-- BEGIN RECORD LIST --

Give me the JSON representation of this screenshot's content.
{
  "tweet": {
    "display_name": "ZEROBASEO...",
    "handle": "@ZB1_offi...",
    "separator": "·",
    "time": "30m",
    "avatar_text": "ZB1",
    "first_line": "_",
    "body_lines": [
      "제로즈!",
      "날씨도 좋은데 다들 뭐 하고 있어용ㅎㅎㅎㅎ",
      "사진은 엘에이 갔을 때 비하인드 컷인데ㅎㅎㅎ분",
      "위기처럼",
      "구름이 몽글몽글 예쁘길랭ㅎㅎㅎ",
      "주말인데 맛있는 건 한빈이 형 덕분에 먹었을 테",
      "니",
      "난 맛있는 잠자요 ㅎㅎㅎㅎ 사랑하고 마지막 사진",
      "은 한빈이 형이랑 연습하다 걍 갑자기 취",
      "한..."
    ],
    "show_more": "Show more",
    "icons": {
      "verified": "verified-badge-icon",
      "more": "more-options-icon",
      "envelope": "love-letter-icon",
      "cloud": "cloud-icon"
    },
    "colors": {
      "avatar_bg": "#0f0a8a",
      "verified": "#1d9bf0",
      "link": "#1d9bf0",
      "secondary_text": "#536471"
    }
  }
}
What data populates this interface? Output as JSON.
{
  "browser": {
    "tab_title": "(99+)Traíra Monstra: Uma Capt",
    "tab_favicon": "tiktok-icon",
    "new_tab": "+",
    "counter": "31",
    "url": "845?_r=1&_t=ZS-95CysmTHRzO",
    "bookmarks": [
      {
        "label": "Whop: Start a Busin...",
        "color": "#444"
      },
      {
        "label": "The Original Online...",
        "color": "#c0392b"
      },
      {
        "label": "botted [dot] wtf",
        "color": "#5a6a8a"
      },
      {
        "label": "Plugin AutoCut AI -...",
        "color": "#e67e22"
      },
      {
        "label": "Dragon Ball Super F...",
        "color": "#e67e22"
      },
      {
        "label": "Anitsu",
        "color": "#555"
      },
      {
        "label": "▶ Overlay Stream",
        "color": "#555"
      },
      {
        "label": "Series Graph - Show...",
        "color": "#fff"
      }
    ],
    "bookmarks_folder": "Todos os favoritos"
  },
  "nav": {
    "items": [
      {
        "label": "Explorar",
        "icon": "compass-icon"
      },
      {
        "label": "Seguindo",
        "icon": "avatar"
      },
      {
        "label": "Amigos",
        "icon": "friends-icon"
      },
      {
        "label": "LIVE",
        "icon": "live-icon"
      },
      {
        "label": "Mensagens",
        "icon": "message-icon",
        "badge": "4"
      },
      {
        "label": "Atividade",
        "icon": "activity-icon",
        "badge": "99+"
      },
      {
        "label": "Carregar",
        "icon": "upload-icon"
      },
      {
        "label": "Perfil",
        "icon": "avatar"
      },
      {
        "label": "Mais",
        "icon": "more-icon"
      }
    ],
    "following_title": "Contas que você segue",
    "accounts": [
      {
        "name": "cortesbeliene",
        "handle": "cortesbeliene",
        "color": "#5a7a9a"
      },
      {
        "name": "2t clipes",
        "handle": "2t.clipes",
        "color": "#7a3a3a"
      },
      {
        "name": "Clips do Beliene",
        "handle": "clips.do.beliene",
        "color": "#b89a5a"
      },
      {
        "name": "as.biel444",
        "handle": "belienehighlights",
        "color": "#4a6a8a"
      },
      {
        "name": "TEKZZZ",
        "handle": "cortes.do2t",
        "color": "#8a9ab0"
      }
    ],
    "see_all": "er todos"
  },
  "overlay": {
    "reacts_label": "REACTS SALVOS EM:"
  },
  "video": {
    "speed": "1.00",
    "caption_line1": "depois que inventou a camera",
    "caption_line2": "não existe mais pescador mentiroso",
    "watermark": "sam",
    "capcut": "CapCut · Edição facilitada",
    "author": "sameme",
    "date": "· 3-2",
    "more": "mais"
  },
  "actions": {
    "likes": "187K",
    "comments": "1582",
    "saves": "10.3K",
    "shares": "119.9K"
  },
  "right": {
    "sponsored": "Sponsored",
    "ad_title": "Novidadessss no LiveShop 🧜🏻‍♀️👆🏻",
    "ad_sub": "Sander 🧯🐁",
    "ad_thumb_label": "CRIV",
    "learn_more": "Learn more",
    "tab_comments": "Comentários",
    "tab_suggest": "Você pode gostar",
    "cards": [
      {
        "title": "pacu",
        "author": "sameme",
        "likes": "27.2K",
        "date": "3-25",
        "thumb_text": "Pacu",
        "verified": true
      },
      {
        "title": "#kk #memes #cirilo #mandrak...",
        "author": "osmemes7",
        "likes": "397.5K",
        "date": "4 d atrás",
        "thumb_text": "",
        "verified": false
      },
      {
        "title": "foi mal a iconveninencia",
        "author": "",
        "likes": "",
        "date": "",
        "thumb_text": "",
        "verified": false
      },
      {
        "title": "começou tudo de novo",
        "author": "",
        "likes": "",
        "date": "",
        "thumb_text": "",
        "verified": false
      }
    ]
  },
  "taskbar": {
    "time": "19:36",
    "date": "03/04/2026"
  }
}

-- END RECORD LIST --

■ **CHALLENGE**: Copy the records above exactly.

■ **COMPLETED EXERCISE**:
Give me the JSON representation of this screenshot's content.
{
  "tweet": {
    "display_name": "ZEROBASEO...",
    "handle": "@ZB1_offi...",
    "separator": "·",
    "time": "30m",
    "avatar_text": "ZB1",
    "first_line": "_",
    "body_lines": [
      "제로즈!",
      "날씨도 좋은데 다들 뭐 하고 있어용ㅎㅎㅎㅎ",
      "사진은 엘에이 갔을 때 비하인드 컷인데ㅎㅎㅎ분",
      "위기처럼",
      "구름이 몽글몽글 예쁘길랭ㅎㅎㅎ",
      "주말인데 맛있는 건 한빈이 형 덕분에 먹었을 테",
      "니",
      "난 맛있는 잠자요 ㅎㅎㅎㅎ 사랑하고 마지막 사진",
      "은 한빈이 형이랑 연습하다 걍 갑자기 취",
      "한..."
    ],
    "show_more": "Show more",
    "icons": {
      "verified": "verified-badge-icon",
      "more": "more-options-icon",
      "envelope": "love-letter-icon",
      "cloud": "cloud-icon"
    },
    "colors": {
      "avatar_bg": "#0f0a8a",
      "verified": "#1d9bf0",
      "link": "#1d9bf0",
      "secondary_text": "#536471"
    }
  }
}
What data populates this interface? Output as JSON.
{
  "browser": {
    "tab_title": "(99+)Traíra Monstra: Uma Capt",
    "tab_favicon": "tiktok-icon",
    "new_tab": "+",
    "counter": "31",
    "url": "845?_r=1&_t=ZS-95CysmTHRzO",
    "bookmarks": [
      {
        "label": "Whop: Start a Busin...",
        "color": "#444"
      },
      {
        "label": "The Original Online...",
        "color": "#c0392b"
      },
      {
        "label": "botted [dot] wtf",
        "color": "#5a6a8a"
      },
      {
        "label": "Plugin AutoCut AI -...",
        "color": "#e67e22"
      },
      {
        "label": "Dragon Ball Super F...",
        "color": "#e67e22"
      },
      {
        "label": "Anitsu",
        "color": "#555"
      },
      {
        "label": "▶ Overlay Stream",
        "color": "#555"
      },
      {
        "label": "Series Graph - Show...",
        "color": "#fff"
      }
    ],
    "bookmarks_folder": "Todos os favoritos"
  },
  "nav": {
    "items": [
      {
        "label": "Explorar",
        "icon": "compass-icon"
      },
      {
        "label": "Seguindo",
        "icon": "avatar"
      },
      {
        "label": "Amigos",
        "icon": "friends-icon"
      },
      {
        "label": "LIVE",
        "icon": "live-icon"
      },
      {
        "label": "Mensagens",
        "icon": "message-icon",
        "badge": "4"
      },
      {
        "label": "Atividade",
        "icon": "activity-icon",
        "badge": "99+"
      },
      {
        "label": "Carregar",
        "icon": "upload-icon"
      },
      {
        "label": "Perfil",
        "icon": "avatar"
      },
      {
        "label": "Mais",
        "icon": "more-icon"
      }
    ],
    "following_title": "Contas que você segue",
    "accounts": [
      {
        "name": "cortesbeliene",
        "handle": "cortesbeliene",
        "color": "#5a7a9a"
      },
      {
        "name": "2t clipes",
        "handle": "2t.clipes",
        "color": "#7a3a3a"
      },
      {
        "name": "Clips do Beliene",
        "handle": "clips.do.beliene",
        "color": "#b89a5a"
      },
      {
        "name": "as.biel444",
        "handle": "belienehighlights",
        "color": "#4a6a8a"
      },
      {
        "name": "TEKZZZ",
        "handle": "cortes.do2t",
        "color": "#8a9ab0"
      }
    ],
    "see_all": "er todos"
  },
  "overlay": {
    "reacts_label": "REACTS SALVOS EM:"
  },
  "video": {
    "speed": "1.00",
    "caption_line1": "depois que inventou a camera",
    "caption_line2": "não existe mais pescador mentiroso",
    "watermark": "sam",
    "capcut": "CapCut · Edição facilitada",
    "author": "sameme",
    "date": "· 3-2",
    "more": "mais"
  },
  "actions": {
    "likes": "187K",
    "comments": "1582",
    "saves": "10.3K",
    "shares": "119.9K"
  },
  "right": {
    "sponsored": "Sponsored",
    "ad_title": "Novidadessss no LiveShop 🧜🏻‍♀️👆🏻",
    "ad_sub": "Sander 🧯🐁",
    "ad_thumb_label": "CRIV",
    "learn_more": "Learn more",
    "tab_comments": "Comentários",
    "tab_suggest": "Você pode gostar",
    "cards": [
      {
        "title": "pacu",
        "author": "sameme",
        "likes": "27.2K",
        "date": "3-25",
        "thumb_text": "Pacu",
        "verified": true
      },
      {
        "title": "#kk #memes #cirilo #mandrak...",
        "author": "osmemes7",
        "likes": "397.5K",
        "date": "4 d atrás",
        "thumb_text": "",
        "verified": false
      },
      {
        "title": "foi mal a iconveninencia",
        "author": "",
        "likes": "",
        "date": "",
        "thumb_text": "",
        "verified": false
      },
      {
        "title": "começou tudo de novo",
        "author": "",
        "likes": "",
        "date": "",
        "thumb_text": "",
        "verified": false
      }
    ]
  },
  "taskbar": {
    "time": "19:36",
    "date": "03/04/2026"
  }
}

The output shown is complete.